GIVEN EXERCISE
Each entry needs to be restated exactly as written.

RECORDS TO USE
==============================

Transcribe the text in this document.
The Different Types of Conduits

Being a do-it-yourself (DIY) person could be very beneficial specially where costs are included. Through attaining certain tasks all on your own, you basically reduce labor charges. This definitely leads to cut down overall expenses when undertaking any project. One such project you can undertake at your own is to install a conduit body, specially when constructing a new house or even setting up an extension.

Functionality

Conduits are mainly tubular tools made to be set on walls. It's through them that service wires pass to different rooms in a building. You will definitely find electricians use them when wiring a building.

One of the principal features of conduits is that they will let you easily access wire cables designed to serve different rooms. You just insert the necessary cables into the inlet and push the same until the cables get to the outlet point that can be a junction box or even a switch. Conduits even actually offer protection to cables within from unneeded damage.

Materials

==============================

SOLUTION TO THE PROBLEM
Transcribe the text in this document.
The Different Types of Conduits

Being a do-it-yourself (DIY) person could be very beneficial specially where costs are included. Through attaining certain tasks all on your own, you basically reduce labor charges. This definitely leads to cut down overall expenses when undertaking any project. One such project you can undertake at your own is to install a conduit body, specially when constructing a new house or even setting up an extension.

Functionality

Conduits are mainly tubular tools made to be set on walls. It's through them that service wires pass to different rooms in a building. You will definitely find electricians use them when wiring a building.

One of the principal features of conduits is that they will let you easily access wire cables designed to serve different rooms. You just insert the necessary cables into the inlet and push the same until the cables get to the outlet point that can be a junction box or even a switch. Conduits even actually offer protection to cables within from unneeded damage.

Materials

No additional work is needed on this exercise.